──────── STORED DATA ────────

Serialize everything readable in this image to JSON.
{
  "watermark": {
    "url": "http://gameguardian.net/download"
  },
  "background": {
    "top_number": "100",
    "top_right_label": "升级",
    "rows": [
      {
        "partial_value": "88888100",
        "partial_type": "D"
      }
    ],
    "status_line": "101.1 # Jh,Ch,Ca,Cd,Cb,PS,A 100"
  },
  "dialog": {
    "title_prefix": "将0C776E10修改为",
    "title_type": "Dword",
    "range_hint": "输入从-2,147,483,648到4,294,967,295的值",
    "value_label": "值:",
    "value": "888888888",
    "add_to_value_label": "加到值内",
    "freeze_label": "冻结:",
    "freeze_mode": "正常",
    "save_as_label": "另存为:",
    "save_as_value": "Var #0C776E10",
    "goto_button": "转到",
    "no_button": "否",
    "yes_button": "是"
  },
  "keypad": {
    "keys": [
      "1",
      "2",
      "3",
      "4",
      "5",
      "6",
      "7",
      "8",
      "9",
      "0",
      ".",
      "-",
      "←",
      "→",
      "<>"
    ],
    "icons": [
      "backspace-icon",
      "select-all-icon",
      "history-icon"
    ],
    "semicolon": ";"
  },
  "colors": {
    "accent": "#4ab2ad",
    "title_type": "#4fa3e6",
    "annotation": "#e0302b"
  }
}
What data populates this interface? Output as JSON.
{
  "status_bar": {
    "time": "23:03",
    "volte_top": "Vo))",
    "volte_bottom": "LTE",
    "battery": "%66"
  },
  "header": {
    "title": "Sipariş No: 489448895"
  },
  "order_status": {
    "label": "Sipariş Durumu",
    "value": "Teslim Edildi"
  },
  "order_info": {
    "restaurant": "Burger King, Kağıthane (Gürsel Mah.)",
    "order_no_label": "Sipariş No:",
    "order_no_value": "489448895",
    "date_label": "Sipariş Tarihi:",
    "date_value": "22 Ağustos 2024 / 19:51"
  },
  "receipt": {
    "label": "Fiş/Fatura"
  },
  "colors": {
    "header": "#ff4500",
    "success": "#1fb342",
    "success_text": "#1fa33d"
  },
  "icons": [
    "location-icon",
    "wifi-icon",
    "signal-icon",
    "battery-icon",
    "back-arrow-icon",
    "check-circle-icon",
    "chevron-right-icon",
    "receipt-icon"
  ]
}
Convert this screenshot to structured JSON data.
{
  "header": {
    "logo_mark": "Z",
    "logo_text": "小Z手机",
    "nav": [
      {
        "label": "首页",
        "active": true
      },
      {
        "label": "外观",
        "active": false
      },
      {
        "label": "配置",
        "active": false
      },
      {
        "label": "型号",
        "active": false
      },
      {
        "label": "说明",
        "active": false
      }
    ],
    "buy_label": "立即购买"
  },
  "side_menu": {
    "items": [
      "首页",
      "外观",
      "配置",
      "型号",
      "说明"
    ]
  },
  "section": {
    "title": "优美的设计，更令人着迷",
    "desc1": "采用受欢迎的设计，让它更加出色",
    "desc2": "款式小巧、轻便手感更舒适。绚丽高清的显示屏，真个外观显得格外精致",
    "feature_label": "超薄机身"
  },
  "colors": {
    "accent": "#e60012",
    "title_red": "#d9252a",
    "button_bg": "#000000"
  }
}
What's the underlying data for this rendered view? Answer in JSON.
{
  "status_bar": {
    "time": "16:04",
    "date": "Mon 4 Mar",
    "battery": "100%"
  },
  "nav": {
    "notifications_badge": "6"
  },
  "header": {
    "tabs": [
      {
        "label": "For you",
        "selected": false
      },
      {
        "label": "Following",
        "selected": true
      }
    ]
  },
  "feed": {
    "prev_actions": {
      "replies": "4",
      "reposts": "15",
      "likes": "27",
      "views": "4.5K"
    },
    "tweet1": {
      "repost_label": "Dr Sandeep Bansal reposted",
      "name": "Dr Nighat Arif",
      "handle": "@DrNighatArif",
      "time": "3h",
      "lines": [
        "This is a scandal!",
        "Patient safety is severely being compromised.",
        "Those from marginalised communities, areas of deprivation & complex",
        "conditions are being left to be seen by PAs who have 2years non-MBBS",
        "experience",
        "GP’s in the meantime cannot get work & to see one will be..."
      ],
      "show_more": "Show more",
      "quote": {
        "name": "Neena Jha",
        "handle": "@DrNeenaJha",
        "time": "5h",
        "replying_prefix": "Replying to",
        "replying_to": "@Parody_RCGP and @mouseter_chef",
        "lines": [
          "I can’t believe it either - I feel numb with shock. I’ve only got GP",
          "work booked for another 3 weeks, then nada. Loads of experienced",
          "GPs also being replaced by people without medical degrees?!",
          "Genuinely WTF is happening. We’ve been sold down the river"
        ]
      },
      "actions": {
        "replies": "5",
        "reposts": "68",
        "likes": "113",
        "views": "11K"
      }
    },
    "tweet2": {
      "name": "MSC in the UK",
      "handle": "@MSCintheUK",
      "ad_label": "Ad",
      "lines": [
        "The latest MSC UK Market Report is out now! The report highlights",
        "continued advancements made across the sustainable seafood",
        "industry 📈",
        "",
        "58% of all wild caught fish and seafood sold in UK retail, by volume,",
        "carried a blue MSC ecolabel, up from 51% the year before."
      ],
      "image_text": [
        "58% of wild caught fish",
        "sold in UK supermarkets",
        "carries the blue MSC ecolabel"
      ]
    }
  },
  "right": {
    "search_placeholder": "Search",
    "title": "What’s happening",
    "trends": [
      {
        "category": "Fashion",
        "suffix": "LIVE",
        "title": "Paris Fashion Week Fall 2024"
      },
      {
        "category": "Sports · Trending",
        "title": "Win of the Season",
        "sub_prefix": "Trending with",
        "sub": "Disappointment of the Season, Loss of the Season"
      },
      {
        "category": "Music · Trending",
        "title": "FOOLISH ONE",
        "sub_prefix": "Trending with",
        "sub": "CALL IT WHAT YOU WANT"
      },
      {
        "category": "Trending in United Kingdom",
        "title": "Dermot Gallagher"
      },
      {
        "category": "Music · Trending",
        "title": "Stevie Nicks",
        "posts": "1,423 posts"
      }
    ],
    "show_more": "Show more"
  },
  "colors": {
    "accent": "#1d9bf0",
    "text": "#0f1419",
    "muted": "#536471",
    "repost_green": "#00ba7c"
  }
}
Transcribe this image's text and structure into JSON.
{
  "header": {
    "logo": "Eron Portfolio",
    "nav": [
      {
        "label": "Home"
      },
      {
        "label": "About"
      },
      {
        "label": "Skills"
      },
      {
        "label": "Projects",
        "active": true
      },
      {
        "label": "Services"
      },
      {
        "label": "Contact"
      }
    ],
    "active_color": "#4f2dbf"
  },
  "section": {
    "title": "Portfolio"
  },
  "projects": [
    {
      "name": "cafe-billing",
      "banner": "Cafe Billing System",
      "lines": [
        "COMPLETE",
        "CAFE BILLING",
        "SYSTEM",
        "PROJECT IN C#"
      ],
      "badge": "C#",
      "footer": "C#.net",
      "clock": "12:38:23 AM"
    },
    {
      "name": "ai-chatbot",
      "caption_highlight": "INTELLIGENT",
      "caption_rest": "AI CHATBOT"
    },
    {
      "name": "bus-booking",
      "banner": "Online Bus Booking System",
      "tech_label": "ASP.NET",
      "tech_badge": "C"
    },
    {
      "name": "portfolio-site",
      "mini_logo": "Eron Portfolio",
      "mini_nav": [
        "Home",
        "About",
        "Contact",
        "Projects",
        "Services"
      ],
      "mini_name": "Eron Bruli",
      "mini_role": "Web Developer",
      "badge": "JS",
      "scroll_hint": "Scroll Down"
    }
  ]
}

────────

Restate the whole of the material exactly.

Serialize everything readable in this image to JSON.
{
  "watermark": {
    "url": "http://gameguardian.net/download"
  },
  "background": {
    "top_number": "100",
    "top_right_label": "升级",
    "rows": [
      {
        "partial_value": "88888100",
        "partial_type": "D"
      }
    ],
    "status_line": "101.1 # Jh,Ch,Ca,Cd,Cb,PS,A 100"
  },
  "dialog": {
    "title_prefix": "将0C776E10修改为",
    "title_type": "Dword",
    "range_hint": "输入从-2,147,483,648到4,294,967,295的值",
    "value_label": "值:",
    "value": "888888888",
    "add_to_value_label": "加到值内",
    "freeze_label": "冻结:",
    "freeze_mode": "正常",
    "save_as_label": "另存为:",
    "save_as_value": "Var #0C776E10",
    "goto_button": "转到",
    "no_button": "否",
    "yes_button": "是"
  },
  "keypad": {
    "keys": [
      "1",
      "2",
      "3",
      "4",
      "5",
      "6",
      "7",
      "8",
      "9",
      "0",
      ".",
      "-",
      "←",
      "→",
      "<>"
    ],
    "icons": [
      "backspace-icon",
      "select-all-icon",
      "history-icon"
    ],
    "semicolon": ";"
  },
  "colors": {
    "accent": "#4ab2ad",
    "title_type": "#4fa3e6",
    "annotation": "#e0302b"
  }
}
What data populates this interface? Output as JSON.
{
  "status_bar": {
    "time": "23:03",
    "volte_top": "Vo))",
    "volte_bottom": "LTE",
    "battery": "%66"
  },
  "header": {
    "title": "Sipariş No: 489448895"
  },
  "order_status": {
    "label": "Sipariş Durumu",
    "value": "Teslim Edildi"
  },
  "order_info": {
    "restaurant": "Burger King, Kağıthane (Gürsel Mah.)",
    "order_no_label": "Sipariş No:",
    "order_no_value": "489448895",
    "date_label": "Sipariş Tarihi:",
    "date_value": "22 Ağustos 2024 / 19:51"
  },
  "receipt": {
    "label": "Fiş/Fatura"
  },
  "colors": {
    "header": "#ff4500",
    "success": "#1fb342",
    "success_text": "#1fa33d"
  },
  "icons": [
    "location-icon",
    "wifi-icon",
    "signal-icon",
    "battery-icon",
    "back-arrow-icon",
    "check-circle-icon",
    "chevron-right-icon",
    "receipt-icon"
  ]
}
Convert this screenshot to structured JSON data.
{
  "header": {
    "logo_mark": "Z",
    "logo_text": "小Z手机",
    "nav": [
      {
        "label": "首页",
        "active": true
      },
      {
        "label": "外观",
        "active": false
      },
      {
        "label": "配置",
        "active": false
      },
      {
        "label": "型号",
        "active": false
      },
      {
        "label": "说明",
        "active": false
      }
    ],
    "buy_label": "立即购买"
  },
  "side_menu": {
    "items": [
      "首页",
      "外观",
      "配置",
      "型号",
      "说明"
    ]
  },
  "section": {
    "title": "优美的设计，更令人着迷",
    "desc1": "采用受欢迎的设计，让它更加出色",
    "desc2": "款式小巧、轻便手感更舒适。绚丽高清的显示屏，真个外观显得格外精致",
    "feature_label": "超薄机身"
  },
  "colors": {
    "accent": "#e60012",
    "title_red": "#d9252a",
    "button_bg": "#000000"
  }
}
What's the underlying data for this rendered view? Answer in JSON.
{
  "status_bar": {
    "time": "16:04",
    "date": "Mon 4 Mar",
    "battery": "100%"
  },
  "nav": {
    "notifications_badge": "6"
  },
  "header": {
    "tabs": [
      {
        "label": "For you",
        "selected": false
      },
      {
        "label": "Following",
        "selected": true
      }
    ]
  },
  "feed": {
    "prev_actions": {
      "replies": "4",
      "reposts": "15",
      "likes": "27",
      "views": "4.5K"
    },
    "tweet1": {
      "repost_label": "Dr Sandeep Bansal reposted",
      "name": "Dr Nighat Arif",
      "handle": "@DrNighatArif",
      "time": "3h",
      "lines": [
        "This is a scandal!",
        "Patient safety is severely being compromised.",
        "Those from marginalised communities, areas of deprivation & complex",
        "conditions are being left to be seen by PAs who have 2years non-MBBS",
        "experience",
        "GP’s in the meantime cannot get work & to see one will be..."
      ],
      "show_more": "Show more",
      "quote": {
        "name": "Neena Jha",
        "handle": "@DrNeenaJha",
        "time": "5h",
        "replying_prefix": "Replying to",
        "replying_to": "@Parody_RCGP and @mouseter_chef",
        "lines": [
          "I can’t believe it either - I feel numb with shock. I’ve only got GP",
          "work booked for another 3 weeks, then nada. Loads of experienced",
          "GPs also being replaced by people without medical degrees?!",
          "Genuinely WTF is happening. We’ve been sold down the river"
        ]
      },
      "actions": {
        "replies": "5",
        "reposts": "68",
        "likes": "113",
        "views": "11K"
      }
    },
    "tweet2": {
      "name": "MSC in the UK",
      "handle": "@MSCintheUK",
      "ad_label": "Ad",
      "lines": [
        "The latest MSC UK Market Report is out now! The report highlights",
        "continued advancements made across the sustainable seafood",
        "industry 📈",
        "",
        "58% of all wild caught fish and seafood sold in UK retail, by volume,",
        "carried a blue MSC ecolabel, up from 51% the year before."
      ],
      "image_text": [
        "58% of wild caught fish",
        "sold in UK supermarkets",
        "carries the blue MSC ecolabel"
      ]
    }
  },
  "right": {
    "search_placeholder": "Search",
    "title": "What’s happening",
    "trends": [
      {
        "category": "Fashion",
        "suffix": "LIVE",
        "title": "Paris Fashion Week Fall 2024"
      },
      {
        "category": "Sports · Trending",
        "title": "Win of the Season",
        "sub_prefix": "Trending with",
        "sub": "Disappointment of the Season, Loss of the Season"
      },
      {
        "category": "Music · Trending",
        "title": "FOOLISH ONE",
        "sub_prefix": "Trending with",
        "sub": "CALL IT WHAT YOU WANT"
      },
      {
        "category": "Trending in United Kingdom",
        "title": "Dermot Gallagher"
      },
      {
        "category": "Music · Trending",
        "title": "Stevie Nicks",
        "posts": "1,423 posts"
      }
    ],
    "show_more": "Show more"
  },
  "colors": {
    "accent": "#1d9bf0",
    "text": "#0f1419",
    "muted": "#536471",
    "repost_green": "#00ba7c"
  }
}
Transcribe this image's text and structure into JSON.
{
  "header": {
    "logo": "Eron Portfolio",
    "nav": [
      {
        "label": "Home"
      },
      {
        "label": "About"
      },
      {
        "label": "Skills"
      },
      {
        "label": "Projects",
        "active": true
      },
      {
        "label": "Services"
      },
      {
        "label": "Contact"
      }
    ],
    "active_color": "#4f2dbf"
  },
  "section": {
    "title": "Portfolio"
  },
  "projects": [
    {
      "name": "cafe-billing",
      "banner": "Cafe Billing System",
      "lines": [
        "COMPLETE",
        "CAFE BILLING",
        "SYSTEM",
        "PROJECT IN C#"
      ],
      "badge": "C#",
      "footer": "C#.net",
      "clock": "12:38:23 AM"
    },
    {
      "name": "ai-chatbot",
      "caption_highlight": "INTELLIGENT",
      "caption_rest": "AI CHATBOT"
    },
    {
      "name": "bus-booking",
      "banner": "Online Bus Booking System",
      "tech_label": "ASP.NET",
      "tech_badge": "C"
    },
    {
      "name": "portfolio-site",
      "mini_logo": "Eron Portfolio",
      "mini_nav": [
        "Home",
        "About",
        "Contact",
        "Projects",
        "Services"
      ],
      "mini_name": "Eron Bruli",
      "mini_role": "Web Developer",
      "badge": "JS",
      "scroll_hint": "Scroll Down"
    }
  ]
}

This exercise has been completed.